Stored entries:

⟨

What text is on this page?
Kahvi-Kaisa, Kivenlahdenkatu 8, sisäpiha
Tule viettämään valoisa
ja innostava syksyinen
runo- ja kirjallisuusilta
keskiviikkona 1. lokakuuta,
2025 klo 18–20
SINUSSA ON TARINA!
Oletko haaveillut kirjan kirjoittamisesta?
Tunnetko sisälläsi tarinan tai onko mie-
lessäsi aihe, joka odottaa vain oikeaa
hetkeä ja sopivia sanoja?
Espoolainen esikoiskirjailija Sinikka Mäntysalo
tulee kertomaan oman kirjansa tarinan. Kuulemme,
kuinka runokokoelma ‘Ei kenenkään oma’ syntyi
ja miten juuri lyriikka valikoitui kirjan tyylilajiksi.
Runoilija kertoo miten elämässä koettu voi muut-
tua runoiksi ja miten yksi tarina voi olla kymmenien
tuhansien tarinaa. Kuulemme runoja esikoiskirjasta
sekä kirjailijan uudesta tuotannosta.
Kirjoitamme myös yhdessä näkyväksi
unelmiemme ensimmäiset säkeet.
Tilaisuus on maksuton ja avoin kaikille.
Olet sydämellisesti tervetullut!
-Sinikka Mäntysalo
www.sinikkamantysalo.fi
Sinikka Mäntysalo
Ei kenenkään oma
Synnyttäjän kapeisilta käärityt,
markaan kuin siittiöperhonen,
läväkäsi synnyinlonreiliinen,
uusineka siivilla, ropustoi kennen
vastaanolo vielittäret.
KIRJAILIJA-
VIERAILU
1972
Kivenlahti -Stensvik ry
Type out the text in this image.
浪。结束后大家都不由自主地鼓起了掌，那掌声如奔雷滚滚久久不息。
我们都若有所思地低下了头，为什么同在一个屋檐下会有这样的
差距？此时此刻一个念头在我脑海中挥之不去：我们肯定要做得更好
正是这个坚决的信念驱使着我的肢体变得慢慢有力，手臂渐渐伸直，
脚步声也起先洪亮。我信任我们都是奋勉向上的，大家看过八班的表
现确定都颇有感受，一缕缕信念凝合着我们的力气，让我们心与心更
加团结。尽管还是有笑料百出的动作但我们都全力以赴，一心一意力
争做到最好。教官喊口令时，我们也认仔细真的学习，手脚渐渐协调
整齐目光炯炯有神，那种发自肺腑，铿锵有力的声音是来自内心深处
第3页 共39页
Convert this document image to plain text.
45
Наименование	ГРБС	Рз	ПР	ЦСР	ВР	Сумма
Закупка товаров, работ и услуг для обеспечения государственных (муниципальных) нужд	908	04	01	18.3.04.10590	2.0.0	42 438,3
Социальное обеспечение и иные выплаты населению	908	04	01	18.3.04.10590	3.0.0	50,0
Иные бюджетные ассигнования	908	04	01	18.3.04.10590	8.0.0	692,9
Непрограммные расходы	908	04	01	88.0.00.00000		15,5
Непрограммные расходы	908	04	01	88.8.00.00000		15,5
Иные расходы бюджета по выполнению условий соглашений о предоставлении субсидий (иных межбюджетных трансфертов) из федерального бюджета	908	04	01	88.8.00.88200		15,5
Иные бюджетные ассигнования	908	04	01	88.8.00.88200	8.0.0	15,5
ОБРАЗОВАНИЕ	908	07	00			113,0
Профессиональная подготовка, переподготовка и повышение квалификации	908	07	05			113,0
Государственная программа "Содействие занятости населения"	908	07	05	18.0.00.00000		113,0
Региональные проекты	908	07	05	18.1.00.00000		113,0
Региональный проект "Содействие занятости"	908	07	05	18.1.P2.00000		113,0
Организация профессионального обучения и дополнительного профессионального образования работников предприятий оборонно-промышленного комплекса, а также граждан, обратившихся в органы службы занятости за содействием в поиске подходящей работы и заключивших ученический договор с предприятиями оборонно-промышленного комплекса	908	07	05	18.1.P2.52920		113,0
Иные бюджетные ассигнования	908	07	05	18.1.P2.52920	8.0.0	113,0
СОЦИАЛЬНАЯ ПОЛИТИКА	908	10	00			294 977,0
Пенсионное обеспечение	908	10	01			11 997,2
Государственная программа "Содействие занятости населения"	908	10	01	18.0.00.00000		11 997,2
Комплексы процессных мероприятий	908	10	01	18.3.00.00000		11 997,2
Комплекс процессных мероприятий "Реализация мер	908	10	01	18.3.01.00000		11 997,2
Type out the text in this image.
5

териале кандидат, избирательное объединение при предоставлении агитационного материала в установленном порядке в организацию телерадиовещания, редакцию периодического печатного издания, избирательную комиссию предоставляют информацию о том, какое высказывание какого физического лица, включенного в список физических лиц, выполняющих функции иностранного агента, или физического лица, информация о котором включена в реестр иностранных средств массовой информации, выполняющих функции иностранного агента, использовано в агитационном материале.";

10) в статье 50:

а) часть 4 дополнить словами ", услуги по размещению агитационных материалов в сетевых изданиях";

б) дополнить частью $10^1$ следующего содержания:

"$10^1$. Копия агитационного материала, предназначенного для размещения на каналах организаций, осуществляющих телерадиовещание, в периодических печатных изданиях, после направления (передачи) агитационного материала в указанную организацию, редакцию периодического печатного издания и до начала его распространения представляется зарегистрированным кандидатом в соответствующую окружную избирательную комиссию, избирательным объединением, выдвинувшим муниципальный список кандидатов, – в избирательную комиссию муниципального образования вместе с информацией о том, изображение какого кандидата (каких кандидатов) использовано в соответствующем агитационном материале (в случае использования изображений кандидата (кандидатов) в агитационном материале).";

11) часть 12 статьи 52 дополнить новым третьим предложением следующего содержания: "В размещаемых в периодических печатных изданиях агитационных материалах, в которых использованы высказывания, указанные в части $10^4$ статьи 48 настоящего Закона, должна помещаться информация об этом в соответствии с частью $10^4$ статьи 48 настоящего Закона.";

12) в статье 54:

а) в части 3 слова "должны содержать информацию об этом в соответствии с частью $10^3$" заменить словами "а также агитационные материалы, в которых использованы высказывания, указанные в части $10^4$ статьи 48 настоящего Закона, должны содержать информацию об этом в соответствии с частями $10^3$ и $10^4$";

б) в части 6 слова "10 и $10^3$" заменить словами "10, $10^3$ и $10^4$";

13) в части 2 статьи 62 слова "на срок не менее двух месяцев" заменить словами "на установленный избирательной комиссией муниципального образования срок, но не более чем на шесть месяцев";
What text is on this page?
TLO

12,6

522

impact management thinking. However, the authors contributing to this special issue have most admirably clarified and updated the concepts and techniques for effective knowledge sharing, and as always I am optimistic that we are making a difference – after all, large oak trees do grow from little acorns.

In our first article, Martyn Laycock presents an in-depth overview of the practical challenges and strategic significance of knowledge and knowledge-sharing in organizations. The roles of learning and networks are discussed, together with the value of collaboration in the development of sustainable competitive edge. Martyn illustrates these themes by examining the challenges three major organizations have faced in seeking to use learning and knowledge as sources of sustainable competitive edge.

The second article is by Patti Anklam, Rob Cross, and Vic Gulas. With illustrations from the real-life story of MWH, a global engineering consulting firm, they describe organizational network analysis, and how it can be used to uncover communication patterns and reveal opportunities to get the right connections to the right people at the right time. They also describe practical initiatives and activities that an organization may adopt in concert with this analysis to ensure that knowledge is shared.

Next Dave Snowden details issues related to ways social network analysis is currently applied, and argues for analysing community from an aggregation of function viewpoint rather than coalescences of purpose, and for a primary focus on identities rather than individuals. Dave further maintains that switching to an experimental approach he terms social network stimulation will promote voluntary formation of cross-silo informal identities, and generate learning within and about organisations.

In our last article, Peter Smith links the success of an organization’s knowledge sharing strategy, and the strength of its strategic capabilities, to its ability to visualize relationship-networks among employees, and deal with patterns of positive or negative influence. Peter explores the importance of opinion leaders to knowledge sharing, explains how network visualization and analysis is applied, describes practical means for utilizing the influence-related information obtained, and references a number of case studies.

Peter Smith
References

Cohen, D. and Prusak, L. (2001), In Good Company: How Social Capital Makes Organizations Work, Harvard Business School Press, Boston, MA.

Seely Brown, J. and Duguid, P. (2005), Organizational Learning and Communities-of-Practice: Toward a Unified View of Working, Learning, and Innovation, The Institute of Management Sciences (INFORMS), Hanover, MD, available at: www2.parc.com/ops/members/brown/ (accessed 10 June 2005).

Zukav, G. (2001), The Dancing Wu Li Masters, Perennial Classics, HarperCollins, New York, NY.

⟩

WHAT TO PRODUCE —
Return each line with "дополнить".

ANSWER TO THIS EXERCISE —
а) часть 4 дополнить словами ", услуги по размещению агитационных материалов в сетевых изданиях";
б) дополнить частью $10^1$ следующего содержания:
11) часть 12 статьи 52 дополнить новым третьим предложением следующего содержания: "В размещаемых в периодических печатных изданиях агитационных материалах, в которых использованы высказывания, указанные в части $10^4$ статьи 48 настоящего Закона, должна помещаться информация об этом в соответствии с частью $10^4$ статьи 48 настоящего Закона.";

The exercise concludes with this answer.